BEGIN Stored data

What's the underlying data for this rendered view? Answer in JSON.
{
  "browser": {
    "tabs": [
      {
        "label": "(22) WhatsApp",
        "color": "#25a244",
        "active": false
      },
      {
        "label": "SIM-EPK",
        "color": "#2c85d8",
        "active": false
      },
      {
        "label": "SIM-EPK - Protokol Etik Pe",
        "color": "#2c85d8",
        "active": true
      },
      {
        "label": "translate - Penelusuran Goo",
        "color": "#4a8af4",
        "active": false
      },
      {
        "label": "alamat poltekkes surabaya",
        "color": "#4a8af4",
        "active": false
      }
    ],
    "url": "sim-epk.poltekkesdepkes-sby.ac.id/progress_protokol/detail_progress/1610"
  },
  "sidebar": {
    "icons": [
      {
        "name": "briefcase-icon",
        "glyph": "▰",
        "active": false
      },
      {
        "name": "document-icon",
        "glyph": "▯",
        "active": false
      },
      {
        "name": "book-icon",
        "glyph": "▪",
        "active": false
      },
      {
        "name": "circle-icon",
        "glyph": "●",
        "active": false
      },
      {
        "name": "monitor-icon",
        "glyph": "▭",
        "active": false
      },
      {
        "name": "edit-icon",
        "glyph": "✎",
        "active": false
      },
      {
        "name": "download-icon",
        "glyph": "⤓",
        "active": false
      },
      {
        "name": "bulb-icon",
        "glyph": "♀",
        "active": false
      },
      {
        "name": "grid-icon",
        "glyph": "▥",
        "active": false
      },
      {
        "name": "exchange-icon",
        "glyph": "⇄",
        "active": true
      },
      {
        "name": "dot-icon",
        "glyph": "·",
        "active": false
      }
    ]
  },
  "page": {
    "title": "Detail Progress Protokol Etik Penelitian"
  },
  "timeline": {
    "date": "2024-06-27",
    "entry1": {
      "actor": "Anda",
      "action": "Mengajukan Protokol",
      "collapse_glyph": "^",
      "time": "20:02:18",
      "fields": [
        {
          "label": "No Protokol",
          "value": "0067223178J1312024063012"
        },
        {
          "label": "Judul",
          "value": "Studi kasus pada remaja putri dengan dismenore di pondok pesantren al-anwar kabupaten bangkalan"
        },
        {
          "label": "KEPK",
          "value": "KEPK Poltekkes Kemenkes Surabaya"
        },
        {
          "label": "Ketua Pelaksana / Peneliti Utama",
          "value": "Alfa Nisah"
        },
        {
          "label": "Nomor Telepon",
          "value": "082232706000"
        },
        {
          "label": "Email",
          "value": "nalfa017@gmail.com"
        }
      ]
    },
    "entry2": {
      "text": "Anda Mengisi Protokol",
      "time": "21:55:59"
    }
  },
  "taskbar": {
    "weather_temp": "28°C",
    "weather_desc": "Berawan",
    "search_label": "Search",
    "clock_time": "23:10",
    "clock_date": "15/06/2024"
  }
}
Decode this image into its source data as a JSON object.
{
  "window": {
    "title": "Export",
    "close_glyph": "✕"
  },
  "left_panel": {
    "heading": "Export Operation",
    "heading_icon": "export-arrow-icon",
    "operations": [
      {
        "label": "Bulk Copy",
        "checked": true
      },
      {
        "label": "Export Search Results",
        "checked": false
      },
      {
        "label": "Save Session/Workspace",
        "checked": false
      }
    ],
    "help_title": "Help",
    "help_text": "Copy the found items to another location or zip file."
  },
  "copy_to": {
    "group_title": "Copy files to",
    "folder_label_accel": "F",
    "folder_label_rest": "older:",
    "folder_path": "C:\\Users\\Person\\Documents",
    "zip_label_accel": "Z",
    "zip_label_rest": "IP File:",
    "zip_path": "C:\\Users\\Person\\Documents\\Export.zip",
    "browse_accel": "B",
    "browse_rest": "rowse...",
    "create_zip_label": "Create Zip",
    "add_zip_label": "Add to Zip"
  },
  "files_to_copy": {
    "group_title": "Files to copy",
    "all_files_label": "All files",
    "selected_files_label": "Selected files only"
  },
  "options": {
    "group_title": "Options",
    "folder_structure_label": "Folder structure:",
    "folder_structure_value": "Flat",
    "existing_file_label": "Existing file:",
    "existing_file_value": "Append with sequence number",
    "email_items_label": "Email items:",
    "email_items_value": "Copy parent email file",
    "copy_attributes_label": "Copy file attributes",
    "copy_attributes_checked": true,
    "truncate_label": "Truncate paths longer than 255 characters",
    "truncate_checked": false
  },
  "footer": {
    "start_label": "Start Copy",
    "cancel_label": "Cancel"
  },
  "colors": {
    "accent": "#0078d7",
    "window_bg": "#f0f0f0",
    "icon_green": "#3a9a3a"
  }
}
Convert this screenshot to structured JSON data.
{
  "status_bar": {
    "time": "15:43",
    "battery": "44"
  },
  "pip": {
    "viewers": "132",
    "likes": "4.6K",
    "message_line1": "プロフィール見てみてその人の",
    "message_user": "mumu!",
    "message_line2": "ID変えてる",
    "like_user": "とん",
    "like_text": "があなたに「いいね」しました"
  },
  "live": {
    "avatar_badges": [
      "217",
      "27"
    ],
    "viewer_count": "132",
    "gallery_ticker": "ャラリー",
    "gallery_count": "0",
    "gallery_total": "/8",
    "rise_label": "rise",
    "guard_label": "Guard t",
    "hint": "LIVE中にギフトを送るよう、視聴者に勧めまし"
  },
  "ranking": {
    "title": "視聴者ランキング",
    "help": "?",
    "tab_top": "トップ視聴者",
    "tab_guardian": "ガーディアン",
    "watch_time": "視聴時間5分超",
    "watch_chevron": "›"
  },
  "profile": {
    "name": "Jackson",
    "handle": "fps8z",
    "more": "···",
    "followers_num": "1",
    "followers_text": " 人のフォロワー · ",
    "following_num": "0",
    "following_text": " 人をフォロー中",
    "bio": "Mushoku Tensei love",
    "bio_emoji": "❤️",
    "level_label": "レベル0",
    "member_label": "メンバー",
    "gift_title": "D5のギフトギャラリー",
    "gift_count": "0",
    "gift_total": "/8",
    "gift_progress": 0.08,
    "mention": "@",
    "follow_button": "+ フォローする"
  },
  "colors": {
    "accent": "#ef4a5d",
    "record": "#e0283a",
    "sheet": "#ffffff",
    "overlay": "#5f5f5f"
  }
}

END Stored data

Stated problem -
Repeat the entries shown above, every one, word for word.

Finished exercise -
What's the underlying data for this rendered view? Answer in JSON.
{
  "browser": {
    "tabs": [
      {
        "label": "(22) WhatsApp",
        "color": "#25a244",
        "active": false
      },
      {
        "label": "SIM-EPK",
        "color": "#2c85d8",
        "active": false
      },
      {
        "label": "SIM-EPK - Protokol Etik Pe",
        "color": "#2c85d8",
        "active": true
      },
      {
        "label": "translate - Penelusuran Goo",
        "color": "#4a8af4",
        "active": false
      },
      {
        "label": "alamat poltekkes surabaya",
        "color": "#4a8af4",
        "active": false
      }
    ],
    "url": "sim-epk.poltekkesdepkes-sby.ac.id/progress_protokol/detail_progress/1610"
  },
  "sidebar": {
    "icons": [
      {
        "name": "briefcase-icon",
        "glyph": "▰",
        "active": false
      },
      {
        "name": "document-icon",
        "glyph": "▯",
        "active": false
      },
      {
        "name": "book-icon",
        "glyph": "▪",
        "active": false
      },
      {
        "name": "circle-icon",
        "glyph": "●",
        "active": false
      },
      {
        "name": "monitor-icon",
        "glyph": "▭",
        "active": false
      },
      {
        "name": "edit-icon",
        "glyph": "✎",
        "active": false
      },
      {
        "name": "download-icon",
        "glyph": "⤓",
        "active": false
      },
      {
        "name": "bulb-icon",
        "glyph": "♀",
        "active": false
      },
      {
        "name": "grid-icon",
        "glyph": "▥",
        "active": false
      },
      {
        "name": "exchange-icon",
        "glyph": "⇄",
        "active": true
      },
      {
        "name": "dot-icon",
        "glyph": "·",
        "active": false
      }
    ]
  },
  "page": {
    "title": "Detail Progress Protokol Etik Penelitian"
  },
  "timeline": {
    "date": "2024-06-27",
    "entry1": {
      "actor": "Anda",
      "action": "Mengajukan Protokol",
      "collapse_glyph": "^",
      "time": "20:02:18",
      "fields": [
        {
          "label": "No Protokol",
          "value": "0067223178J1312024063012"
        },
        {
          "label": "Judul",
          "value": "Studi kasus pada remaja putri dengan dismenore di pondok pesantren al-anwar kabupaten bangkalan"
        },
        {
          "label": "KEPK",
          "value": "KEPK Poltekkes Kemenkes Surabaya"
        },
        {
          "label": "Ketua Pelaksana / Peneliti Utama",
          "value": "Alfa Nisah"
        },
        {
          "label": "Nomor Telepon",
          "value": "082232706000"
        },
        {
          "label": "Email",
          "value": "nalfa017@gmail.com"
        }
      ]
    },
    "entry2": {
      "text": "Anda Mengisi Protokol",
      "time": "21:55:59"
    }
  },
  "taskbar": {
    "weather_temp": "28°C",
    "weather_desc": "Berawan",
    "search_label": "Search",
    "clock_time": "23:10",
    "clock_date": "15/06/2024"
  }
}
Decode this image into its source data as a JSON object.
{
  "window": {
    "title": "Export",
    "close_glyph": "✕"
  },
  "left_panel": {
    "heading": "Export Operation",
    "heading_icon": "export-arrow-icon",
    "operations": [
      {
        "label": "Bulk Copy",
        "checked": true
      },
      {
        "label": "Export Search Results",
        "checked": false
      },
      {
        "label": "Save Session/Workspace",
        "checked": false
      }
    ],
    "help_title": "Help",
    "help_text": "Copy the found items to another location or zip file."
  },
  "copy_to": {
    "group_title": "Copy files to",
    "folder_label_accel": "F",
    "folder_label_rest": "older:",
    "folder_path": "C:\\Users\\Person\\Documents",
    "zip_label_accel": "Z",
    "zip_label_rest": "IP File:",
    "zip_path": "C:\\Users\\Person\\Documents\\Export.zip",
    "browse_accel": "B",
    "browse_rest": "rowse...",
    "create_zip_label": "Create Zip",
    "add_zip_label": "Add to Zip"
  },
  "files_to_copy": {
    "group_title": "Files to copy",
    "all_files_label": "All files",
    "selected_files_label": "Selected files only"
  },
  "options": {
    "group_title": "Options",
    "folder_structure_label": "Folder structure:",
    "folder_structure_value": "Flat",
    "existing_file_label": "Existing file:",
    "existing_file_value": "Append with sequence number",
    "email_items_label": "Email items:",
    "email_items_value": "Copy parent email file",
    "copy_attributes_label": "Copy file attributes",
    "copy_attributes_checked": true,
    "truncate_label": "Truncate paths longer than 255 characters",
    "truncate_checked": false
  },
  "footer": {
    "start_label": "Start Copy",
    "cancel_label": "Cancel"
  },
  "colors": {
    "accent": "#0078d7",
    "window_bg": "#f0f0f0",
    "icon_green": "#3a9a3a"
  }
}
Convert this screenshot to structured JSON data.
{
  "status_bar": {
    "time": "15:43",
    "battery": "44"
  },
  "pip": {
    "viewers": "132",
    "likes": "4.6K",
    "message_line1": "プロフィール見てみてその人の",
    "message_user": "mumu!",
    "message_line2": "ID変えてる",
    "like_user": "とん",
    "like_text": "があなたに「いいね」しました"
  },
  "live": {
    "avatar_badges": [
      "217",
      "27"
    ],
    "viewer_count": "132",
    "gallery_ticker": "ャラリー",
    "gallery_count": "0",
    "gallery_total": "/8",
    "rise_label": "rise",
    "guard_label": "Guard t",
    "hint": "LIVE中にギフトを送るよう、視聴者に勧めまし"
  },
  "ranking": {
    "title": "視聴者ランキング",
    "help": "?",
    "tab_top": "トップ視聴者",
    "tab_guardian": "ガーディアン",
    "watch_time": "視聴時間5分超",
    "watch_chevron": "›"
  },
  "profile": {
    "name": "Jackson",
    "handle": "fps8z",
    "more": "···",
    "followers_num": "1",
    "followers_text": " 人のフォロワー · ",
    "following_num": "0",
    "following_text": " 人をフォロー中",
    "bio": "Mushoku Tensei love",
    "bio_emoji": "❤️",
    "level_label": "レベル0",
    "member_label": "メンバー",
    "gift_title": "D5のギフトギャラリー",
    "gift_count": "0",
    "gift_total": "/8",
    "gift_progress": 0.08,
    "mention": "@",
    "follow_button": "+ フォローする"
  },
  "colors": {
    "accent": "#ef4a5d",
    "record": "#e0283a",
    "sheet": "#ffffff",
    "overlay": "#5f5f5f"
  }
}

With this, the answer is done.